▶ [Exercise instructions] Examine each line of the data. Copy those that contain the string "Output".

** Start of Extracted records **

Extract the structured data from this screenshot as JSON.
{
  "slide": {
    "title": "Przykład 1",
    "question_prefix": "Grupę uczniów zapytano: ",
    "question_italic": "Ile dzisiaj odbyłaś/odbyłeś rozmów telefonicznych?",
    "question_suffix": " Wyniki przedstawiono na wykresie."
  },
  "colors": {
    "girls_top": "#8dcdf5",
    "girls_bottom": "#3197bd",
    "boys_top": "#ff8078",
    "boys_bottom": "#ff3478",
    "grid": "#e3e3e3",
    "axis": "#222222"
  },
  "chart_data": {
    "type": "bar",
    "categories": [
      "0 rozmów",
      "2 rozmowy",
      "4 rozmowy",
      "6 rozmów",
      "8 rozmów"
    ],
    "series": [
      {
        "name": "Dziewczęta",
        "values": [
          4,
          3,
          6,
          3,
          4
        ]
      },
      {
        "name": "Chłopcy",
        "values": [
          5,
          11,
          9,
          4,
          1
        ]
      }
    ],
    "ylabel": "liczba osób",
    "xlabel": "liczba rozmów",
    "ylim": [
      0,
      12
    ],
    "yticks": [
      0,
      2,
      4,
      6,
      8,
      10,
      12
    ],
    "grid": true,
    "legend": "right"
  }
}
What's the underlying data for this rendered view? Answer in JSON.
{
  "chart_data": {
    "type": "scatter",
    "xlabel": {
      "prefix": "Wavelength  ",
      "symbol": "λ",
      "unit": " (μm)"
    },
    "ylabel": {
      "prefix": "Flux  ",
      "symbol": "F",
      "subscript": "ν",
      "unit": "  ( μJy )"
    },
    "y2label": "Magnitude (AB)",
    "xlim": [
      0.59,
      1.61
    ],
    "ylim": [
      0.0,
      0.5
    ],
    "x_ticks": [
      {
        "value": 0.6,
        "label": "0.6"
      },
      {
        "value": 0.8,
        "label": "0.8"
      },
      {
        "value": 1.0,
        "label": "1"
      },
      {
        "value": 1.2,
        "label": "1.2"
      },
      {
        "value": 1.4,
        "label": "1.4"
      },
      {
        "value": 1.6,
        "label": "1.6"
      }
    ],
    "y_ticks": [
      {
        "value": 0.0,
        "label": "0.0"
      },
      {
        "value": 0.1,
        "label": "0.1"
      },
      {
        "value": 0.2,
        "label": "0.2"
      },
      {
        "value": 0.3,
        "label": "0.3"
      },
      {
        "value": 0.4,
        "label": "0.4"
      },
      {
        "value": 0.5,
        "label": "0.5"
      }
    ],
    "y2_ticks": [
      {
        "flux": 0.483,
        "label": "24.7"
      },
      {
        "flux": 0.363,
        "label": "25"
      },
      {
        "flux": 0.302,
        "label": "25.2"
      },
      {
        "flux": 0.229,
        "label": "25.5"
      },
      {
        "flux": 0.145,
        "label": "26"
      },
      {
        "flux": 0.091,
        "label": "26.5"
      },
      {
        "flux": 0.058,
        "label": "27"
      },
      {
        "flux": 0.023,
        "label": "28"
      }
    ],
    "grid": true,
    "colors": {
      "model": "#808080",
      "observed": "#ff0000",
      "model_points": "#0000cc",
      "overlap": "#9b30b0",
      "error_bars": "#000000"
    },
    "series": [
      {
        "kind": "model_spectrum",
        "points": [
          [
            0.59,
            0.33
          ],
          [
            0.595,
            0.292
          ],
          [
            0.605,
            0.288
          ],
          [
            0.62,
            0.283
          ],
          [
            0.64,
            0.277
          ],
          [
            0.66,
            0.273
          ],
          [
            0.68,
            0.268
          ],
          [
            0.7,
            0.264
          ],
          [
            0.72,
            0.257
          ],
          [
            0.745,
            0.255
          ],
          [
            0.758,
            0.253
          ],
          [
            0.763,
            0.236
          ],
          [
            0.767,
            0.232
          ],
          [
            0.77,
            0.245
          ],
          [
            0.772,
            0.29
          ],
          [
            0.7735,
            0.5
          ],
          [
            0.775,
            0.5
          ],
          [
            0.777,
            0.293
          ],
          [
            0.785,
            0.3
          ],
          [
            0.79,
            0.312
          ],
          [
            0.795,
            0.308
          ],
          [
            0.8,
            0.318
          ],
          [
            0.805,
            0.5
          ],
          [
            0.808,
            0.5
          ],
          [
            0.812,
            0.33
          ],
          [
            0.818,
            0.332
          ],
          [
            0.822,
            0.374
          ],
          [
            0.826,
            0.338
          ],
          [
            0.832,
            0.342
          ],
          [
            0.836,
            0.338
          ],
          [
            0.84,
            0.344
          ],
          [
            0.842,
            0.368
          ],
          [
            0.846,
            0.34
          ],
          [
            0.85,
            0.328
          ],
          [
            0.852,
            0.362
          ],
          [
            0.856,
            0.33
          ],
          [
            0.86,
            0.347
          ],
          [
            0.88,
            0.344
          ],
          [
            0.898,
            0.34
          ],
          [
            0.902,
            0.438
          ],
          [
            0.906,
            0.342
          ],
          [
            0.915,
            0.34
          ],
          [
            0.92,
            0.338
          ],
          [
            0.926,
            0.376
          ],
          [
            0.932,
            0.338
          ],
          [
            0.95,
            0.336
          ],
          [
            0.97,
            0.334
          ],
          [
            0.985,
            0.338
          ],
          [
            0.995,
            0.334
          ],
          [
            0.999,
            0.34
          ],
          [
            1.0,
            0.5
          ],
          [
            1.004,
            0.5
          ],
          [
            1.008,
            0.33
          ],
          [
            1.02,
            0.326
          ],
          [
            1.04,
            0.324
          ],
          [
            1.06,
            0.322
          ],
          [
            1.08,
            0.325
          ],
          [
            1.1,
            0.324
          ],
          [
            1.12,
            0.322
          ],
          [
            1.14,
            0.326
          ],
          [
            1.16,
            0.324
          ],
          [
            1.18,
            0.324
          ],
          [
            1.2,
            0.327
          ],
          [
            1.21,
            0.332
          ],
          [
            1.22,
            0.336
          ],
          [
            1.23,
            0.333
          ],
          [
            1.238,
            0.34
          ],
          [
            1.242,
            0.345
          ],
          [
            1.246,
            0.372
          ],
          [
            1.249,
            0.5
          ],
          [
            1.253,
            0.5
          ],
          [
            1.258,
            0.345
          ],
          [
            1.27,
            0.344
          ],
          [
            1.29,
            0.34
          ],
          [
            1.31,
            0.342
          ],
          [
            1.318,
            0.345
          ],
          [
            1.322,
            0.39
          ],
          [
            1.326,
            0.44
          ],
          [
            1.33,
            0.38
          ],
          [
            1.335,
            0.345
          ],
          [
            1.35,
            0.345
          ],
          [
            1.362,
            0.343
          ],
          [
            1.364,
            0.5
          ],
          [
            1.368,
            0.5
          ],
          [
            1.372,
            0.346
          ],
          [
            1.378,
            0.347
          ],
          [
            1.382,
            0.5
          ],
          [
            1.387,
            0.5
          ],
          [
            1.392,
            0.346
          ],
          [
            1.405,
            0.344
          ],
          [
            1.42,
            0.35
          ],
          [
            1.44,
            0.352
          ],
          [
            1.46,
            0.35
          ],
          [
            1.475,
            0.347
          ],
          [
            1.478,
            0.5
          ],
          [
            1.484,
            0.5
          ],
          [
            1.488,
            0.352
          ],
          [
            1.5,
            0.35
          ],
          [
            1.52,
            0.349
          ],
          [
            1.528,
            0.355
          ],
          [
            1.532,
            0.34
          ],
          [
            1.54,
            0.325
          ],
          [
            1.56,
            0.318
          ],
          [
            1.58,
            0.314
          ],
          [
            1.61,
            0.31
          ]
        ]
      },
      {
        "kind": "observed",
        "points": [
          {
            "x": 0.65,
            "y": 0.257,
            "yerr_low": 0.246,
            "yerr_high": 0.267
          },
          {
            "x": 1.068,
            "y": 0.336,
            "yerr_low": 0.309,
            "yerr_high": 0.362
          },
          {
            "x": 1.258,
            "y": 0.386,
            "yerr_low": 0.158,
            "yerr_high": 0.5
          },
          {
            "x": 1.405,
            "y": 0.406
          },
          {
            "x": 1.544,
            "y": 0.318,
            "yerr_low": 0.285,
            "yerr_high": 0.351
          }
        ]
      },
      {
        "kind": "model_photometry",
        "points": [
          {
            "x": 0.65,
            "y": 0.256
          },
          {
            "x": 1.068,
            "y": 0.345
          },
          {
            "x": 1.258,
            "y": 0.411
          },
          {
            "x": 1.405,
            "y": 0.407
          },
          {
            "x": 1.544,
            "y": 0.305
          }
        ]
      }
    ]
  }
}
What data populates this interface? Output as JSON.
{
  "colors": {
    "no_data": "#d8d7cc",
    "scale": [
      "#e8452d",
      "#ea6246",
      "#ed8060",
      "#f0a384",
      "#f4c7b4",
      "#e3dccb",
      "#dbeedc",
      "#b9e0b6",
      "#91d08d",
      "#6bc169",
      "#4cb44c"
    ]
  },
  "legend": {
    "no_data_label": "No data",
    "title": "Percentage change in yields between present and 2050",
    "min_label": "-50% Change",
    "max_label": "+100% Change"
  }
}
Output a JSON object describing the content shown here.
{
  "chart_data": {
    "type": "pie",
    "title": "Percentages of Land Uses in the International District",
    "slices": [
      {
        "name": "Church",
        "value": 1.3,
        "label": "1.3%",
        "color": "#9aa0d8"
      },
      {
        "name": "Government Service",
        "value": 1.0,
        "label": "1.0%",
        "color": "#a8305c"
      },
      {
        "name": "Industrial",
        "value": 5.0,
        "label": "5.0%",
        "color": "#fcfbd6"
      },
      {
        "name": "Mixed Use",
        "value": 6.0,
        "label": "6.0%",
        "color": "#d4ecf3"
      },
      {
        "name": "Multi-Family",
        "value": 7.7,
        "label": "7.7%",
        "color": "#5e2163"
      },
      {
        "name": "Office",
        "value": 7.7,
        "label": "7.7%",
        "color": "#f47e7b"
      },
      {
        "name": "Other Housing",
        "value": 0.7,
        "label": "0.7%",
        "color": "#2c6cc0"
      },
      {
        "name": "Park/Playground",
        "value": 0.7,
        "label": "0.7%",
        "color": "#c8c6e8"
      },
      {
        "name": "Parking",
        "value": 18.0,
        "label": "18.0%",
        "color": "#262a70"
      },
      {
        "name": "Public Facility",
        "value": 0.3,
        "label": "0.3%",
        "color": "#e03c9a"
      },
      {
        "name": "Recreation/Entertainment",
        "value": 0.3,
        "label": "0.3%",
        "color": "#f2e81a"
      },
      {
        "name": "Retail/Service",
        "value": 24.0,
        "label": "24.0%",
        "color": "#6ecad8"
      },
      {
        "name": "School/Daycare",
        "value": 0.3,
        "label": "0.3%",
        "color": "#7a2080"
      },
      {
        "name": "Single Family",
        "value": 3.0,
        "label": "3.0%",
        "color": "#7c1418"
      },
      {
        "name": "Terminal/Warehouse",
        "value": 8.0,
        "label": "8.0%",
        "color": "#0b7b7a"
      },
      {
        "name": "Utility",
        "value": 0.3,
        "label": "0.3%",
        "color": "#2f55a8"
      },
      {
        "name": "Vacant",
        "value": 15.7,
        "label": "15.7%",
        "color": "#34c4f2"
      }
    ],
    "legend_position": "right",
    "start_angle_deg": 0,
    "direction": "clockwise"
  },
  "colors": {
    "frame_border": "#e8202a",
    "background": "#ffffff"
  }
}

** End of Extracted records **

▶ [Exercise response]
What data populates this interface? Output as JSON.
Output a JSON object describing the content shown here.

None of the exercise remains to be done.